(Records contained in a dataset)

┄┄┄┄┄┄

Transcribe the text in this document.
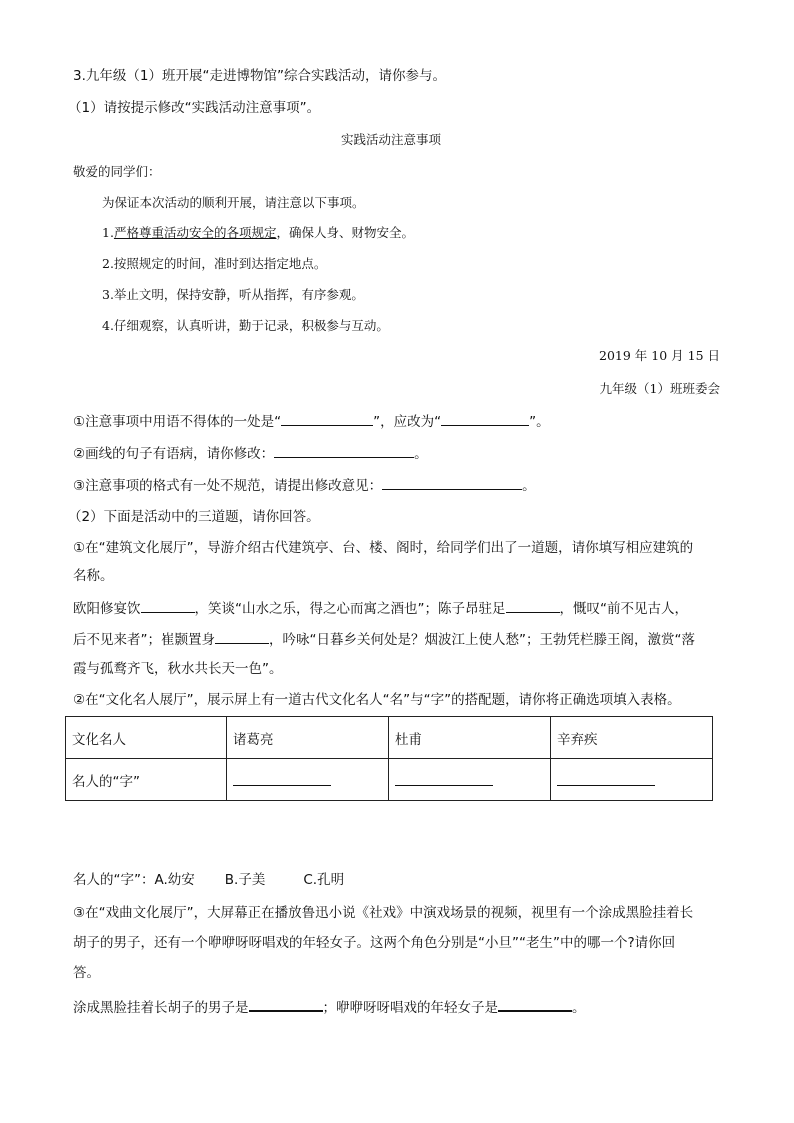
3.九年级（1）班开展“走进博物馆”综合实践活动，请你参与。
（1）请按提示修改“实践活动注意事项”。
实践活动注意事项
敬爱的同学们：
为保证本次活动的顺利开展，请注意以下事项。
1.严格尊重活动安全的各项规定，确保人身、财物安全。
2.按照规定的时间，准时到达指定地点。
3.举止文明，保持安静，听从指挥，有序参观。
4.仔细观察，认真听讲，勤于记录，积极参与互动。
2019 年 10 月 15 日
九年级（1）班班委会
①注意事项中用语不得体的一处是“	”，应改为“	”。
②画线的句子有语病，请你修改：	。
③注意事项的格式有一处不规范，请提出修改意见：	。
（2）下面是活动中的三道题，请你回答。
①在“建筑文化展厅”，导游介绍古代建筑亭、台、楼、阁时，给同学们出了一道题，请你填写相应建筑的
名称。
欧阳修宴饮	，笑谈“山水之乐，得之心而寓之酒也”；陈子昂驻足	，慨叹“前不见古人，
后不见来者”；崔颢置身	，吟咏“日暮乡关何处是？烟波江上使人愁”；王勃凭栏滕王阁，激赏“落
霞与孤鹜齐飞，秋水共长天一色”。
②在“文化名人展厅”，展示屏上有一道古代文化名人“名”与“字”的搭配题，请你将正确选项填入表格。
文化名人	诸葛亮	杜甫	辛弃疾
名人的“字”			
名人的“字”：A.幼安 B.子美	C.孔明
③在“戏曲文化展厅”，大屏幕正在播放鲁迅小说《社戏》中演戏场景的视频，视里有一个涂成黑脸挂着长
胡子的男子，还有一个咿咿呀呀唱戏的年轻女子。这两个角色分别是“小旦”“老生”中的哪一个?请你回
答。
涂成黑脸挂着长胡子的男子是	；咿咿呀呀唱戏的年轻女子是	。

┄┄┄┄┄┄

EXERCISE BRIEF: Reproduce the records, all of them, word for word; omit the pictures.

RESPONSE TO THIS TASK:
Transcribe the text in this document.
3.九年级（1）班开展“走进博物馆”综合实践活动，请你参与。
（1）请按提示修改“实践活动注意事项”。
实践活动注意事项
敬爱的同学们：
为保证本次活动的顺利开展，请注意以下事项。
1.严格尊重活动安全的各项规定，确保人身、财物安全。
2.按照规定的时间，准时到达指定地点。
3.举止文明，保持安静，听从指挥，有序参观。
4.仔细观察，认真听讲，勤于记录，积极参与互动。
2019 年 10 月 15 日
九年级（1）班班委会
①注意事项中用语不得体的一处是“	”，应改为“	”。
②画线的句子有语病，请你修改：	。
③注意事项的格式有一处不规范，请提出修改意见：	。
（2）下面是活动中的三道题，请你回答。
①在“建筑文化展厅”，导游介绍古代建筑亭、台、楼、阁时，给同学们出了一道题，请你填写相应建筑的
名称。
欧阳修宴饮	，笑谈“山水之乐，得之心而寓之酒也”；陈子昂驻足	，慨叹“前不见古人，
后不见来者”；崔颢置身	，吟咏“日暮乡关何处是？烟波江上使人愁”；王勃凭栏滕王阁，激赏“落
霞与孤鹜齐飞，秋水共长天一色”。
②在“文化名人展厅”，展示屏上有一道古代文化名人“名”与“字”的搭配题，请你将正确选项填入表格。
文化名人	诸葛亮	杜甫	辛弃疾
名人的“字”			
名人的“字”：A.幼安 B.子美	C.孔明
③在“戏曲文化展厅”，大屏幕正在播放鲁迅小说《社戏》中演戏场景的视频，视里有一个涂成黑脸挂着长
胡子的男子，还有一个咿咿呀呀唱戏的年轻女子。这两个角色分别是“小旦”“老生”中的哪一个?请你回
答。
涂成黑脸挂着长胡子的男子是	；咿咿呀呀唱戏的年轻女子是	。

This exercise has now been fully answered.